Give all of the lines again exactly as they read.
↓↓↓
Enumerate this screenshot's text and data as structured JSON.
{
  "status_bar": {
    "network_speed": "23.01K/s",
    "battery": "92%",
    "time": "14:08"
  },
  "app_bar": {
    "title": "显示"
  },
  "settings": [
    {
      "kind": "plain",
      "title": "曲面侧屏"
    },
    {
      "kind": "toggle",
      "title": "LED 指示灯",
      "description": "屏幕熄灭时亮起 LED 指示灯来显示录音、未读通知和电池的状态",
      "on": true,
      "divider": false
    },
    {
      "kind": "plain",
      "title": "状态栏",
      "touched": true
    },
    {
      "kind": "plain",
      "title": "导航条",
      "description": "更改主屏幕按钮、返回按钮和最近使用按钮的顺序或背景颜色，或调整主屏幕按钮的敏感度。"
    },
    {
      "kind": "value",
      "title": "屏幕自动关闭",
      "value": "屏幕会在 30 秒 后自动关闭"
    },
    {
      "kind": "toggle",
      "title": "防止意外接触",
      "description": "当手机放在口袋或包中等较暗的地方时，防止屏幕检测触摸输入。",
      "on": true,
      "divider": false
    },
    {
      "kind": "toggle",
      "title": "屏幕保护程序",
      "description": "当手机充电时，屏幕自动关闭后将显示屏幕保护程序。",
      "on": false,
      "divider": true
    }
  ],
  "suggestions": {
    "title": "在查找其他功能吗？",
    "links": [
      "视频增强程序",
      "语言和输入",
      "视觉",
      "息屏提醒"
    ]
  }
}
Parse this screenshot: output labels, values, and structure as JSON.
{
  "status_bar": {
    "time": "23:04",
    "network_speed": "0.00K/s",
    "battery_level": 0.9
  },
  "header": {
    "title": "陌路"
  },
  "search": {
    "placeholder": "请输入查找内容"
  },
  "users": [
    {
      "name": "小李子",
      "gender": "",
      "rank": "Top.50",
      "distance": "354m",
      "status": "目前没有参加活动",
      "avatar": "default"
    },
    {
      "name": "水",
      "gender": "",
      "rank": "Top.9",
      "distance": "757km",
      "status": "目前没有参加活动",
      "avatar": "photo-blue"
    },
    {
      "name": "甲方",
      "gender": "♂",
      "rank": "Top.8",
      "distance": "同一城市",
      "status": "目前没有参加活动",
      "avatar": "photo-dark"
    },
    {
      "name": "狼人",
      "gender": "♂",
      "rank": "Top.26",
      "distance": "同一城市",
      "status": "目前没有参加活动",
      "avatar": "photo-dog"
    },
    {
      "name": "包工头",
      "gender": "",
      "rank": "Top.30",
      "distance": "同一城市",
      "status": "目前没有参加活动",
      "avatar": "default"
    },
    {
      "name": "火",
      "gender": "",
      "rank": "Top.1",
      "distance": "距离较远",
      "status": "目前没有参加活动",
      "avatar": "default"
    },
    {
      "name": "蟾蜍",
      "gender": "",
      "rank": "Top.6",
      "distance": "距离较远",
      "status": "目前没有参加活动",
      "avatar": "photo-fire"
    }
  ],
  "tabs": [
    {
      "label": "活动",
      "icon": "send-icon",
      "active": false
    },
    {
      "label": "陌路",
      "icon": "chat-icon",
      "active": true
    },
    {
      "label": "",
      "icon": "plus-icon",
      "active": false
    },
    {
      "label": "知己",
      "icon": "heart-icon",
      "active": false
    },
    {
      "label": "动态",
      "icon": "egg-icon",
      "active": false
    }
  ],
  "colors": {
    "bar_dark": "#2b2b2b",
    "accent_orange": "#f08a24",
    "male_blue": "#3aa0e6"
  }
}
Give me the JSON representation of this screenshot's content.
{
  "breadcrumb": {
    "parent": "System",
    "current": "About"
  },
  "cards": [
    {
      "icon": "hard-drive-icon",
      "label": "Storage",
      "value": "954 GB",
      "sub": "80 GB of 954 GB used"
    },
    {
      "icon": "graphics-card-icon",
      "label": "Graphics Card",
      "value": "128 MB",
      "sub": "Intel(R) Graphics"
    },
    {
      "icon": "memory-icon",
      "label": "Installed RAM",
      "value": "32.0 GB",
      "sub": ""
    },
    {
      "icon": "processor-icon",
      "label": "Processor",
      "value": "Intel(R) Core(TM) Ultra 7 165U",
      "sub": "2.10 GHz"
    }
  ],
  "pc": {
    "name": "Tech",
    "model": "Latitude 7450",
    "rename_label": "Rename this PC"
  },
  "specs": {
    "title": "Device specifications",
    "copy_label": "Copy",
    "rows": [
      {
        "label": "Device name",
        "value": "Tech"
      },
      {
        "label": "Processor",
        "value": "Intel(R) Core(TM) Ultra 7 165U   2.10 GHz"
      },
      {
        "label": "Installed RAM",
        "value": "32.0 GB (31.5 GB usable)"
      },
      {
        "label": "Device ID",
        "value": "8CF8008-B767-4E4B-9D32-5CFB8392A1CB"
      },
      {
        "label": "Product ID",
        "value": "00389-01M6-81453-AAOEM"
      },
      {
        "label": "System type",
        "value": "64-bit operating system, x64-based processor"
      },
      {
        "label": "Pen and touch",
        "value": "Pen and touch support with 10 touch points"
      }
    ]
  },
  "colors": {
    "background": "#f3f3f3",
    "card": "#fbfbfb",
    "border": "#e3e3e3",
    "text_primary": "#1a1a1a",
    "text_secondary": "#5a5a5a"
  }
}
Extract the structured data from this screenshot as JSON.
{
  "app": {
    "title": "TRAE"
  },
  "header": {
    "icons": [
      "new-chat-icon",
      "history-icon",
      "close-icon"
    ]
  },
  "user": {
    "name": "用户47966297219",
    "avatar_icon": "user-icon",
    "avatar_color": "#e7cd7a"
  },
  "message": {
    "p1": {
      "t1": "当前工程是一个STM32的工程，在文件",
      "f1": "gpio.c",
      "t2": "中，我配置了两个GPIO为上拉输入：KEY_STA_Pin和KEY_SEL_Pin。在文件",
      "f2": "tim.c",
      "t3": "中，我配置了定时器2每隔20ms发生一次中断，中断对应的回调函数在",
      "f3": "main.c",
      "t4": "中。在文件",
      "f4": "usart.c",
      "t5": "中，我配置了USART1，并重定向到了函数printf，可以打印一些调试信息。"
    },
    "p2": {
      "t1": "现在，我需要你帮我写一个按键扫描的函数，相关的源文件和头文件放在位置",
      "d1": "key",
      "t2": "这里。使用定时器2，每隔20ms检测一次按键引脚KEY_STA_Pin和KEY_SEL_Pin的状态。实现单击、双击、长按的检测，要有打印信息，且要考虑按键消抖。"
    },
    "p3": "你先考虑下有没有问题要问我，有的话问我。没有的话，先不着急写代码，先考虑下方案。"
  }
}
↑↑↑
__WRITTEN SOLUTION__.
Enumerate this screenshot's text and data as structured JSON.
{
  "status_bar": {
    "network_speed": "23.01K/s",
    "battery": "92%",
    "time": "14:08"
  },
  "app_bar": {
    "title": "显示"
  },
  "settings": [
    {
      "kind": "plain",
      "title": "曲面侧屏"
    },
    {
      "kind": "toggle",
      "title": "LED 指示灯",
      "description": "屏幕熄灭时亮起 LED 指示灯来显示录音、未读通知和电池的状态",
      "on": true,
      "divider": false
    },
    {
      "kind": "plain",
      "title": "状态栏",
      "touched": true
    },
    {
      "kind": "plain",
      "title": "导航条",
      "description": "更改主屏幕按钮、返回按钮和最近使用按钮的顺序或背景颜色，或调整主屏幕按钮的敏感度。"
    },
    {
      "kind": "value",
      "title": "屏幕自动关闭",
      "value": "屏幕会在 30 秒 后自动关闭"
    },
    {
      "kind": "toggle",
      "title": "防止意外接触",
      "description": "当手机放在口袋或包中等较暗的地方时，防止屏幕检测触摸输入。",
      "on": true,
      "divider": false
    },
    {
      "kind": "toggle",
      "title": "屏幕保护程序",
      "description": "当手机充电时，屏幕自动关闭后将显示屏幕保护程序。",
      "on": false,
      "divider": true
    }
  ],
  "suggestions": {
    "title": "在查找其他功能吗？",
    "links": [
      "视频增强程序",
      "语言和输入",
      "视觉",
      "息屏提醒"
    ]
  }
}
Parse this screenshot: output labels, values, and structure as JSON.
{
  "status_bar": {
    "time": "23:04",
    "network_speed": "0.00K/s",
    "battery_level": 0.9
  },
  "header": {
    "title": "陌路"
  },
  "search": {
    "placeholder": "请输入查找内容"
  },
  "users": [
    {
      "name": "小李子",
      "gender": "",
      "rank": "Top.50",
      "distance": "354m",
      "status": "目前没有参加活动",
      "avatar": "default"
    },
    {
      "name": "水",
      "gender": "",
      "rank": "Top.9",
      "distance": "757km",
      "status": "目前没有参加活动",
      "avatar": "photo-blue"
    },
    {
      "name": "甲方",
      "gender": "♂",
      "rank": "Top.8",
      "distance": "同一城市",
      "status": "目前没有参加活动",
      "avatar": "photo-dark"
    },
    {
      "name": "狼人",
      "gender": "♂",
      "rank": "Top.26",
      "distance": "同一城市",
      "status": "目前没有参加活动",
      "avatar": "photo-dog"
    },
    {
      "name": "包工头",
      "gender": "",
      "rank": "Top.30",
      "distance": "同一城市",
      "status": "目前没有参加活动",
      "avatar": "default"
    },
    {
      "name": "火",
      "gender": "",
      "rank": "Top.1",
      "distance": "距离较远",
      "status": "目前没有参加活动",
      "avatar": "default"
    },
    {
      "name": "蟾蜍",
      "gender": "",
      "rank": "Top.6",
      "distance": "距离较远",
      "status": "目前没有参加活动",
      "avatar": "photo-fire"
    }
  ],
  "tabs": [
    {
      "label": "活动",
      "icon": "send-icon",
      "active": false
    },
    {
      "label": "陌路",
      "icon": "chat-icon",
      "active": true
    },
    {
      "label": "",
      "icon": "plus-icon",
      "active": false
    },
    {
      "label": "知己",
      "icon": "heart-icon",
      "active": false
    },
    {
      "label": "动态",
      "icon": "egg-icon",
      "active": false
    }
  ],
  "colors": {
    "bar_dark": "#2b2b2b",
    "accent_orange": "#f08a24",
    "male_blue": "#3aa0e6"
  }
}
Give me the JSON representation of this screenshot's content.
{
  "breadcrumb": {
    "parent": "System",
    "current": "About"
  },
  "cards": [
    {
      "icon": "hard-drive-icon",
      "label": "Storage",
      "value": "954 GB",
      "sub": "80 GB of 954 GB used"
    },
    {
      "icon": "graphics-card-icon",
      "label": "Graphics Card",
      "value": "128 MB",
      "sub": "Intel(R) Graphics"
    },
    {
      "icon": "memory-icon",
      "label": "Installed RAM",
      "value": "32.0 GB",
      "sub": ""
    },
    {
      "icon": "processor-icon",
      "label": "Processor",
      "value": "Intel(R) Core(TM) Ultra 7 165U",
      "sub": "2.10 GHz"
    }
  ],
  "pc": {
    "name": "Tech",
    "model": "Latitude 7450",
    "rename_label": "Rename this PC"
  },
  "specs": {
    "title": "Device specifications",
    "copy_label": "Copy",
    "rows": [
      {
        "label": "Device name",
        "value": "Tech"
      },
      {
        "label": "Processor",
        "value": "Intel(R) Core(TM) Ultra 7 165U   2.10 GHz"
      },
      {
        "label": "Installed RAM",
        "value": "32.0 GB (31.5 GB usable)"
      },
      {
        "label": "Device ID",
        "value": "8CF8008-B767-4E4B-9D32-5CFB8392A1CB"
      },
      {
        "label": "Product ID",
        "value": "00389-01M6-81453-AAOEM"
      },
      {
        "label": "System type",
        "value": "64-bit operating system, x64-based processor"
      },
      {
        "label": "Pen and touch",
        "value": "Pen and touch support with 10 touch points"
      }
    ]
  },
  "colors": {
    "background": "#f3f3f3",
    "card": "#fbfbfb",
    "border": "#e3e3e3",
    "text_primary": "#1a1a1a",
    "text_secondary": "#5a5a5a"
  }
}
Extract the structured data from this screenshot as JSON.
{
  "app": {
    "title": "TRAE"
  },
  "header": {
    "icons": [
      "new-chat-icon",
      "history-icon",
      "close-icon"
    ]
  },
  "user": {
    "name": "用户47966297219",
    "avatar_icon": "user-icon",
    "avatar_color": "#e7cd7a"
  },
  "message": {
    "p1": {
      "t1": "当前工程是一个STM32的工程，在文件",
      "f1": "gpio.c",
      "t2": "中，我配置了两个GPIO为上拉输入：KEY_STA_Pin和KEY_SEL_Pin。在文件",
      "f2": "tim.c",
      "t3": "中，我配置了定时器2每隔20ms发生一次中断，中断对应的回调函数在",
      "f3": "main.c",
      "t4": "中。在文件",
      "f4": "usart.c",
      "t5": "中，我配置了USART1，并重定向到了函数printf，可以打印一些调试信息。"
    },
    "p2": {
      "t1": "现在，我需要你帮我写一个按键扫描的函数，相关的源文件和头文件放在位置",
      "d1": "key",
      "t2": "这里。使用定时器2，每隔20ms检测一次按键引脚KEY_STA_Pin和KEY_SEL_Pin的状态。实现单击、双击、长按的检测，要有打印信息，且要考虑按键消抖。"
    },
    "p3": "你先考虑下有没有问题要问我，有的话问我。没有的话，先不着急写代码，先考虑下方案。"
  }
}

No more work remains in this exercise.